AIM -
Gather each line containing the string "this" from these entries.

* start GIVEN DATA *

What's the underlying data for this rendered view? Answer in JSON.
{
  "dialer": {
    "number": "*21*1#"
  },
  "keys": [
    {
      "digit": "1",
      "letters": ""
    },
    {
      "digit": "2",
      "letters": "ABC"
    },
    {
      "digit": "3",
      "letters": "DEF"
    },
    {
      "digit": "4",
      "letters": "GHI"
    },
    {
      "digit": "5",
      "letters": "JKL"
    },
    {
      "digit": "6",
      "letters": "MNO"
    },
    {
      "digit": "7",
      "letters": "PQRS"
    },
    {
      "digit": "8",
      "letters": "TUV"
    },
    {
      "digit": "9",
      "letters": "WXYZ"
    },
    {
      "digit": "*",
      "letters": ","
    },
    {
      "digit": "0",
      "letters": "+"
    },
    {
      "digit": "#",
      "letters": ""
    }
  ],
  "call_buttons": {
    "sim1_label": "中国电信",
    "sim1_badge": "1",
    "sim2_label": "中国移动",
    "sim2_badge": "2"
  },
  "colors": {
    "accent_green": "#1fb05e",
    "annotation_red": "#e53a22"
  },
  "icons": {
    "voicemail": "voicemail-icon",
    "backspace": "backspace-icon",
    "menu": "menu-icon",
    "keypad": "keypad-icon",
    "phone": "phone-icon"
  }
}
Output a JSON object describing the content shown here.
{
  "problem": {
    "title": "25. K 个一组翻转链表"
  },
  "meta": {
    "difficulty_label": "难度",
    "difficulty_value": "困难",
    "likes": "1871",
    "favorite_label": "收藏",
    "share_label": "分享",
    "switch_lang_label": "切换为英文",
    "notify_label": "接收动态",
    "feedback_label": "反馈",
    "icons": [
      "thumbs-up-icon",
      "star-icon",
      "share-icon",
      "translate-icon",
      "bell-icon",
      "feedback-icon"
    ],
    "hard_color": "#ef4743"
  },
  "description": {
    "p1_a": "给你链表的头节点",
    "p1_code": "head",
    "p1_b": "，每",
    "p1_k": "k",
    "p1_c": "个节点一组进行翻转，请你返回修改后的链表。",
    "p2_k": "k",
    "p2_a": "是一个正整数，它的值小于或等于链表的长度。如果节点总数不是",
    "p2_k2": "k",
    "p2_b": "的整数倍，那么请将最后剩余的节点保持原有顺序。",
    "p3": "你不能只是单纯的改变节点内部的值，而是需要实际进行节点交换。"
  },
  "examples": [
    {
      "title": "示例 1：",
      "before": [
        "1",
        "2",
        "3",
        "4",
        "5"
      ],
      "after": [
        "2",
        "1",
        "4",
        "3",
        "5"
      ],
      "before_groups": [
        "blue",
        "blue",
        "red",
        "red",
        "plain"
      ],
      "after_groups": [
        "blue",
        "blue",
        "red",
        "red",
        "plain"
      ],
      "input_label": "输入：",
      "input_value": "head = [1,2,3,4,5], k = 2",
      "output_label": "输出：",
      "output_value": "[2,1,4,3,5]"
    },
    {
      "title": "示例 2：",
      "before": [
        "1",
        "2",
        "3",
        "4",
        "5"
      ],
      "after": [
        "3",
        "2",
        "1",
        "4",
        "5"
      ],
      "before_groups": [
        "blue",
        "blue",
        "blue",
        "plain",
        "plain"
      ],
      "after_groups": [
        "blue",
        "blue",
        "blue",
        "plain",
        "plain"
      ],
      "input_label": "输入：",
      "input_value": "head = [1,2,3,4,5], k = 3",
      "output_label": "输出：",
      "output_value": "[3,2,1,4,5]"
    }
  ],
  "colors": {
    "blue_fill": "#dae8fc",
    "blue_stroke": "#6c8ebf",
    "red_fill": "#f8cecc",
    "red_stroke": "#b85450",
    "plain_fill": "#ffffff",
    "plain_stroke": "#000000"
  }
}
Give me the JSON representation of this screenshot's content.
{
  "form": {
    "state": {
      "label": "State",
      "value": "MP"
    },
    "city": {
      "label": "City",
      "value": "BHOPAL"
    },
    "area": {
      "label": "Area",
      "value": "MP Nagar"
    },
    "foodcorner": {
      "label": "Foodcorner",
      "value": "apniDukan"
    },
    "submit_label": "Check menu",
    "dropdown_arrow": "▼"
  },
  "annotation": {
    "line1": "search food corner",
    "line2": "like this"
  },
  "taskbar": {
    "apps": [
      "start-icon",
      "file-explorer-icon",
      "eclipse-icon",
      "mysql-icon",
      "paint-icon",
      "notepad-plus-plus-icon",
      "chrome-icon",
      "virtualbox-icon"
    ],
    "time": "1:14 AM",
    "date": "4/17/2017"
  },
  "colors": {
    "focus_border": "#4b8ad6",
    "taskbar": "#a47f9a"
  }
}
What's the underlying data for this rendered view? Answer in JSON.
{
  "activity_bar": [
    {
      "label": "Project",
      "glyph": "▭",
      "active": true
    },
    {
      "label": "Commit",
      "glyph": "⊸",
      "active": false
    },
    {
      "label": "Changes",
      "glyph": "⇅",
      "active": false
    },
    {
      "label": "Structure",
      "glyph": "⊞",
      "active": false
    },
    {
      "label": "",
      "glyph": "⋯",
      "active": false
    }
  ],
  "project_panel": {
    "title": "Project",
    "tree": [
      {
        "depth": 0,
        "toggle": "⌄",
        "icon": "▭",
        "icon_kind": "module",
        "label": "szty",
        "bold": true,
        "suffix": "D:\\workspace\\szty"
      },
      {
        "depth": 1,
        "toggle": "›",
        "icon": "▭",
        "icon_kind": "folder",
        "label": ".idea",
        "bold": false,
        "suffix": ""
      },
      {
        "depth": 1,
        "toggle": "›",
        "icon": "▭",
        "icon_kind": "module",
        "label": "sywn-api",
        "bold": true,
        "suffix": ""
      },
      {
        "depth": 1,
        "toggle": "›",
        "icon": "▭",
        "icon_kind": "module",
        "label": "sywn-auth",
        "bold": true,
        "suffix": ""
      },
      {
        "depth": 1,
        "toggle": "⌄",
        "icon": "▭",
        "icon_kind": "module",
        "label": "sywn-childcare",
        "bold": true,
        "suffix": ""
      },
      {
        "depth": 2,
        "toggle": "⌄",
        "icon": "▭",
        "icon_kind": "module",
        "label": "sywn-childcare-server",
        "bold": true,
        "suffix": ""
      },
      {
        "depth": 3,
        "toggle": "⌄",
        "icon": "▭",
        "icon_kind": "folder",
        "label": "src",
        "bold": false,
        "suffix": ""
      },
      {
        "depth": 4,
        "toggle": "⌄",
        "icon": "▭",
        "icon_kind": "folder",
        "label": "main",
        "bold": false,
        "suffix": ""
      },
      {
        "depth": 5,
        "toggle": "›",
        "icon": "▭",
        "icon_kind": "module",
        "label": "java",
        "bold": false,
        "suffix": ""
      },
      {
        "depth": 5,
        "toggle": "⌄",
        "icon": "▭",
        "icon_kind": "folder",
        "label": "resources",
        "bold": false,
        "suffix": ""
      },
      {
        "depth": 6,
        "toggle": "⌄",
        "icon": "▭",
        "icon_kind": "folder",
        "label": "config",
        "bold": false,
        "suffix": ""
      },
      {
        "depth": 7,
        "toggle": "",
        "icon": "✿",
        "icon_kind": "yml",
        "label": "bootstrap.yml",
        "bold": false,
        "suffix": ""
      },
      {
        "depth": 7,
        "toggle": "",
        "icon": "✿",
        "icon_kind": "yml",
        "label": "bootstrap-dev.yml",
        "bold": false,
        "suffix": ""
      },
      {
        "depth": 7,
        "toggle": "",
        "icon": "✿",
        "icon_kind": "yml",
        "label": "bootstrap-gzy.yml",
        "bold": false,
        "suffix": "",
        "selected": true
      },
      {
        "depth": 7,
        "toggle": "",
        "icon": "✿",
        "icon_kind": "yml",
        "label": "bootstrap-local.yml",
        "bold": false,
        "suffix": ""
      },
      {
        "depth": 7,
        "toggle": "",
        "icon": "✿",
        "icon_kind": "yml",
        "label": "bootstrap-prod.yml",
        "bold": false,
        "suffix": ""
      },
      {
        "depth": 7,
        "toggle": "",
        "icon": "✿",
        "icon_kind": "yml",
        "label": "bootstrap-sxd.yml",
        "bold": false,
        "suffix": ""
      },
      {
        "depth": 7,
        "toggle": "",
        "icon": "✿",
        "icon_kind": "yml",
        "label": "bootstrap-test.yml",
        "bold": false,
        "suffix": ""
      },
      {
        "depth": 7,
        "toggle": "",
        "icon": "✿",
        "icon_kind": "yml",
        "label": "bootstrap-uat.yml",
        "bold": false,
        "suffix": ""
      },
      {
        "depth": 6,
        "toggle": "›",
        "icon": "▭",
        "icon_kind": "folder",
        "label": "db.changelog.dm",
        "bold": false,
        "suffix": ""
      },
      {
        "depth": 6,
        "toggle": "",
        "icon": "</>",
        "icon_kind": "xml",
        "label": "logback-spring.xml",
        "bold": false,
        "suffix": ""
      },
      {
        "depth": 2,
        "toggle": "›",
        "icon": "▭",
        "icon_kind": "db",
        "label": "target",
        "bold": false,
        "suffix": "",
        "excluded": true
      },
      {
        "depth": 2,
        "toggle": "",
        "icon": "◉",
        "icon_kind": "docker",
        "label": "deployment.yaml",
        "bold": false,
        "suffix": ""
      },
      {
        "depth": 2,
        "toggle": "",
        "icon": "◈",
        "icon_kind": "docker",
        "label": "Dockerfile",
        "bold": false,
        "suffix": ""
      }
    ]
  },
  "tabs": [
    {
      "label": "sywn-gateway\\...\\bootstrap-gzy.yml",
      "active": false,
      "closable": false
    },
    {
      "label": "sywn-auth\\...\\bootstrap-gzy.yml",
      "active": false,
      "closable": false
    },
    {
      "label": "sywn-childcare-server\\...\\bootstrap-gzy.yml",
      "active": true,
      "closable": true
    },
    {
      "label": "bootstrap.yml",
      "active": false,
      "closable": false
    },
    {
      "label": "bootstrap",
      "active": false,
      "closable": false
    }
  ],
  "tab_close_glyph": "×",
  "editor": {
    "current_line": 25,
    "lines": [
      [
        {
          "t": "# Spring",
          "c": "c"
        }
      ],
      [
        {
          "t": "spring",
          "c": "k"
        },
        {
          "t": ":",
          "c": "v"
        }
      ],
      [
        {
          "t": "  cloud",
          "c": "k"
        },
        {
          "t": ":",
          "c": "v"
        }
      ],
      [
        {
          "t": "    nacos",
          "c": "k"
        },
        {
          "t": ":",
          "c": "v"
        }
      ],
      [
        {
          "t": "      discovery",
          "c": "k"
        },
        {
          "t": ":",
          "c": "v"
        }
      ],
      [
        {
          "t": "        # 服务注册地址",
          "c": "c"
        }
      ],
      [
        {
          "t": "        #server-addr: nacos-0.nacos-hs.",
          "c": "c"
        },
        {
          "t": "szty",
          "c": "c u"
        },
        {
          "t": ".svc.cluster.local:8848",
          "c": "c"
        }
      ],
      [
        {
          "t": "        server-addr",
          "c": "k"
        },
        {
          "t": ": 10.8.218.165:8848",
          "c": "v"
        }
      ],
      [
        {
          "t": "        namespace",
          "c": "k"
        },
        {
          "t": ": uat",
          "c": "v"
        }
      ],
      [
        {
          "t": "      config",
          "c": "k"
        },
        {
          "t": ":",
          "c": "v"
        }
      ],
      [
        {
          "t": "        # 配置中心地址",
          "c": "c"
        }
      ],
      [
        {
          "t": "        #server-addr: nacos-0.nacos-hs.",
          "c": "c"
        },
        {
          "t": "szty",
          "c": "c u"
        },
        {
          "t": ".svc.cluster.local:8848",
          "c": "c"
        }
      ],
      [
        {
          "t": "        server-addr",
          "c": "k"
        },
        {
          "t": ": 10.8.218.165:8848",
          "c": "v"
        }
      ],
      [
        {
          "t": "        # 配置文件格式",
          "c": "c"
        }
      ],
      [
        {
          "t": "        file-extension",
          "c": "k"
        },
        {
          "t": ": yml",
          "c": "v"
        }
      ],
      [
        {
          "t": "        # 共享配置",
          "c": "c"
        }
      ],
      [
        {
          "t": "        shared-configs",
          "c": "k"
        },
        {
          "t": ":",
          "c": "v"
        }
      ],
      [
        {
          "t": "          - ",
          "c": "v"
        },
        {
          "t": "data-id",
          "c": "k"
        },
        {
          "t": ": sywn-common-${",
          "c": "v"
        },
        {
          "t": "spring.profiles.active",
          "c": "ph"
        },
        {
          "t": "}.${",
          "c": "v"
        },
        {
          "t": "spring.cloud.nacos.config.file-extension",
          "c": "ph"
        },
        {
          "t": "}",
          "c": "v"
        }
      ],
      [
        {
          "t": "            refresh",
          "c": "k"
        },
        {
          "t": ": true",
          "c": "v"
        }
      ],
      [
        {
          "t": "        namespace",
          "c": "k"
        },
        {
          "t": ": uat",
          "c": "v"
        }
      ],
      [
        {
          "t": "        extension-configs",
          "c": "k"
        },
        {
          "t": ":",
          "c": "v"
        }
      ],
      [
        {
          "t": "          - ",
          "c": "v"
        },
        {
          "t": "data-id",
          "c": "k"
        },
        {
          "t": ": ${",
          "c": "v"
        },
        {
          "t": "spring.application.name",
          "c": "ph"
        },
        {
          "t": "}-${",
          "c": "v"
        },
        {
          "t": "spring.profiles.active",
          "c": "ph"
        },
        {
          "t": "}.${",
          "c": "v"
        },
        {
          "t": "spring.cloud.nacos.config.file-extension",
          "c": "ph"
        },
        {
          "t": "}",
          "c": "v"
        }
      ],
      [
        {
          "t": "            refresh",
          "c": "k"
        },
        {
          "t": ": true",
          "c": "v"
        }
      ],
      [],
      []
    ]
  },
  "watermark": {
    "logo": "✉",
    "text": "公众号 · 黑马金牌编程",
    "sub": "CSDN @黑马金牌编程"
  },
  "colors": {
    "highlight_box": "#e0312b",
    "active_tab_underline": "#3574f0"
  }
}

* end GIVEN DATA *

EXPECTED OUTPUT -
What's the underlying data for this rendered view? Answer in JSON.
Give me the JSON representation of this screenshot's content.
    "line2": "like this"
What's the underlying data for this rendered view? Answer in JSON.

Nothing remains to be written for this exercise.